(Stored data)
--- Begin ---

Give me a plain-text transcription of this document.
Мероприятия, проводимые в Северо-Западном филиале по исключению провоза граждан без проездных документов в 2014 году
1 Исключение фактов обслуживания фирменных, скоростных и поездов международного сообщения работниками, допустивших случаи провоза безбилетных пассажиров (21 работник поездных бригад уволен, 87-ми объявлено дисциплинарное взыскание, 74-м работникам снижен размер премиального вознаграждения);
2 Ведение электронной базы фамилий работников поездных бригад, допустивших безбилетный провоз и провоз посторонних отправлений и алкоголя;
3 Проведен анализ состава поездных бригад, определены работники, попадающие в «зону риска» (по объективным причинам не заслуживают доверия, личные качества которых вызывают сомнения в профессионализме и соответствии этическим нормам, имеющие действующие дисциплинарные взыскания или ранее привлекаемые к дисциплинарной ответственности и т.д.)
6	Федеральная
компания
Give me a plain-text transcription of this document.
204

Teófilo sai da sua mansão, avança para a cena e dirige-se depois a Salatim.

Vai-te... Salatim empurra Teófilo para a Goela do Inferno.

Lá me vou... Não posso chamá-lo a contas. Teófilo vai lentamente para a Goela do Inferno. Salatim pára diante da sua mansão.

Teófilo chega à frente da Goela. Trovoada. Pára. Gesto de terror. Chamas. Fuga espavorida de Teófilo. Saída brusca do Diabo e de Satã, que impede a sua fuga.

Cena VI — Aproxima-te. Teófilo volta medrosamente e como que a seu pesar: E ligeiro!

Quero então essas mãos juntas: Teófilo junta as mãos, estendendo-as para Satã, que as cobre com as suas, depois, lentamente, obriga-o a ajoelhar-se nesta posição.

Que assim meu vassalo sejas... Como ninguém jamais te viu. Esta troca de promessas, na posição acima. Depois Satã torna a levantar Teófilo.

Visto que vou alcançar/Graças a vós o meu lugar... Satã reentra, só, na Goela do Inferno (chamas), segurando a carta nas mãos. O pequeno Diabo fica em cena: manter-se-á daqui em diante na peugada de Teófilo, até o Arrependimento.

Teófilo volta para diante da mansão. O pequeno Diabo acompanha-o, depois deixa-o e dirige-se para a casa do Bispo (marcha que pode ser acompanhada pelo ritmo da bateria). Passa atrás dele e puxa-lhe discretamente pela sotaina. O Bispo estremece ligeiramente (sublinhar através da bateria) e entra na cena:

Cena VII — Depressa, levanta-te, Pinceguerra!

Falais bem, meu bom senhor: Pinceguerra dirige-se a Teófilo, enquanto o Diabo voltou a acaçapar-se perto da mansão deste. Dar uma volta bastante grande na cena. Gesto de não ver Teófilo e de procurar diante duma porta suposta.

--- End ---

| Challenge |
Copy every record above exactly as it appears.

| In response |
Give me a plain-text transcription of this document.
Мероприятия, проводимые в Северо-Западном филиале по исключению провоза граждан без проездных документов в 2014 году
1 Исключение фактов обслуживания фирменных, скоростных и поездов международного сообщения работниками, допустивших случаи провоза безбилетных пассажиров (21 работник поездных бригад уволен, 87-ми объявлено дисциплинарное взыскание, 74-м работникам снижен размер премиального вознаграждения);
2 Ведение электронной базы фамилий работников поездных бригад, допустивших безбилетный провоз и провоз посторонних отправлений и алкоголя;
3 Проведен анализ состава поездных бригад, определены работники, попадающие в «зону риска» (по объективным причинам не заслуживают доверия, личные качества которых вызывают сомнения в профессионализме и соответствии этическим нормам, имеющие действующие дисциплинарные взыскания или ранее привлекаемые к дисциплинарной ответственности и т.д.)
6	Федеральная
компания
Give me a plain-text transcription of this document.
204

Teófilo sai da sua mansão, avança para a cena e dirige-se depois a Salatim.

Vai-te... Salatim empurra Teófilo para a Goela do Inferno.

Lá me vou... Não posso chamá-lo a contas. Teófilo vai lentamente para a Goela do Inferno. Salatim pára diante da sua mansão.

Teófilo chega à frente da Goela. Trovoada. Pára. Gesto de terror. Chamas. Fuga espavorida de Teófilo. Saída brusca do Diabo e de Satã, que impede a sua fuga.

Cena VI — Aproxima-te. Teófilo volta medrosamente e como que a seu pesar: E ligeiro!

Quero então essas mãos juntas: Teófilo junta as mãos, estendendo-as para Satã, que as cobre com as suas, depois, lentamente, obriga-o a ajoelhar-se nesta posição.

Que assim meu vassalo sejas... Como ninguém jamais te viu. Esta troca de promessas, na posição acima. Depois Satã torna a levantar Teófilo.

Visto que vou alcançar/Graças a vós o meu lugar... Satã reentra, só, na Goela do Inferno (chamas), segurando a carta nas mãos. O pequeno Diabo fica em cena: manter-se-á daqui em diante na peugada de Teófilo, até o Arrependimento.

Teófilo volta para diante da mansão. O pequeno Diabo acompanha-o, depois deixa-o e dirige-se para a casa do Bispo (marcha que pode ser acompanhada pelo ritmo da bateria). Passa atrás dele e puxa-lhe discretamente pela sotaina. O Bispo estremece ligeiramente (sublinhar através da bateria) e entra na cena:

Cena VII — Depressa, levanta-te, Pinceguerra!

Falais bem, meu bom senhor: Pinceguerra dirige-se a Teófilo, enquanto o Diabo voltou a acaçapar-se perto da mansão deste. Dar uma volta bastante grande na cena. Gesto de não ver Teófilo e de procurar diante duma porta suposta.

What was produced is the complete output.